*Material provided:*
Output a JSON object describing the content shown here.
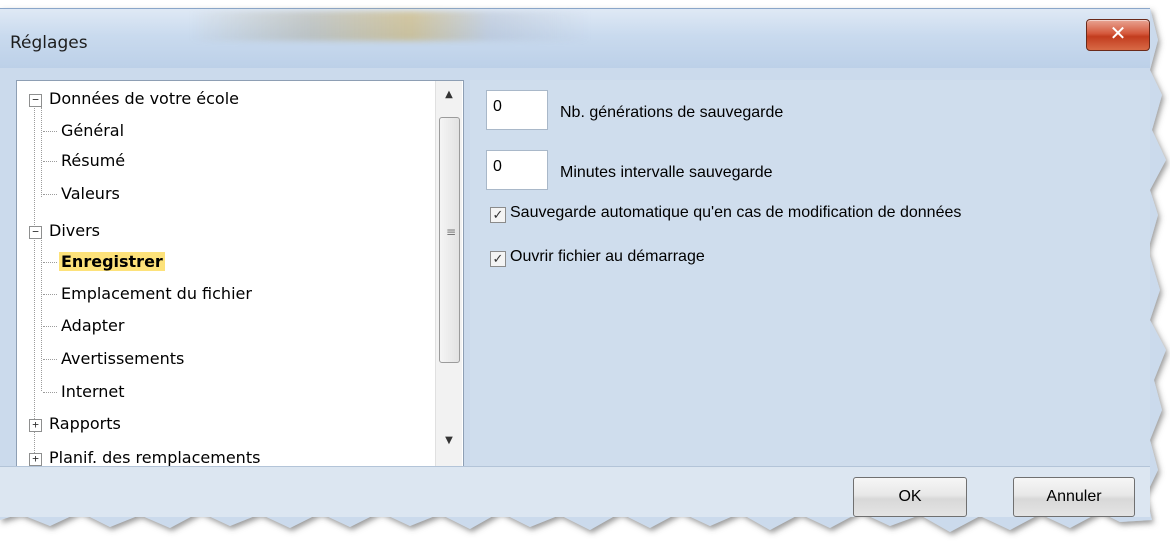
{
  "window": {
    "title": "Réglages",
    "close_glyph": "✕"
  },
  "tree": {
    "items": [
      {
        "label": "Données de votre école",
        "expander": "−"
      },
      {
        "label": "Général"
      },
      {
        "label": "Résumé"
      },
      {
        "label": "Valeurs"
      },
      {
        "label": "Divers",
        "expander": "−"
      },
      {
        "label": "Enregistrer"
      },
      {
        "label": "Emplacement du fichier"
      },
      {
        "label": "Adapter"
      },
      {
        "label": "Avertissements"
      },
      {
        "label": "Internet"
      },
      {
        "label": "Rapports",
        "expander": "+"
      },
      {
        "label": "Planif. des remplacements",
        "expander": "+"
      }
    ],
    "scroll_up": "▲",
    "scroll_down": "▼",
    "grip": "≡"
  },
  "settings": {
    "backup_generations": {
      "value": "0",
      "label": "Nb. générations de sauvegarde"
    },
    "backup_interval": {
      "value": "0",
      "label": "Minutes intervalle sauvegarde"
    },
    "auto_save_on_change": {
      "checked": true,
      "check_glyph": "✓",
      "label": "Sauvegarde automatique qu'en cas de modification de données"
    },
    "open_file_on_start": {
      "checked": true,
      "check_glyph": "✓",
      "label": "Ouvrir fichier au démarrage"
    }
  },
  "footer": {
    "ok_label": "OK",
    "cancel_label": "Annuler"
  },
  "colors": {
    "selected_highlight": "#fde27a",
    "panel_background": "#cfdded",
    "close_button": "#c23c1e"
  }
}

*Your objective:*
Repeat the listing above exactly, with no pictures.

*Solution to the exercise:*
Output a JSON object describing the content shown here.
{
  "window": {
    "title": "Réglages",
    "close_glyph": "✕"
  },
  "tree": {
    "items": [
      {
        "label": "Données de votre école",
        "expander": "−"
      },
      {
        "label": "Général"
      },
      {
        "label": "Résumé"
      },
      {
        "label": "Valeurs"
      },
      {
        "label": "Divers",
        "expander": "−"
      },
      {
        "label": "Enregistrer"
      },
      {
        "label": "Emplacement du fichier"
      },
      {
        "label": "Adapter"
      },
      {
        "label": "Avertissements"
      },
      {
        "label": "Internet"
      },
      {
        "label": "Rapports",
        "expander": "+"
      },
      {
        "label": "Planif. des remplacements",
        "expander": "+"
      }
    ],
    "scroll_up": "▲",
    "scroll_down": "▼",
    "grip": "≡"
  },
  "settings": {
    "backup_generations": {
      "value": "0",
      "label": "Nb. générations de sauvegarde"
    },
    "backup_interval": {
      "value": "0",
      "label": "Minutes intervalle sauvegarde"
    },
    "auto_save_on_change": {
      "checked": true,
      "check_glyph": "✓",
      "label": "Sauvegarde automatique qu'en cas de modification de données"
    },
    "open_file_on_start": {
      "checked": true,
      "check_glyph": "✓",
      "label": "Ouvrir fichier au démarrage"
    }
  },
  "footer": {
    "ok_label": "OK",
    "cancel_label": "Annuler"
  },
  "colors": {
    "selected_highlight": "#fde27a",
    "panel_background": "#cfdded",
    "close_button": "#c23c1e"
  }
}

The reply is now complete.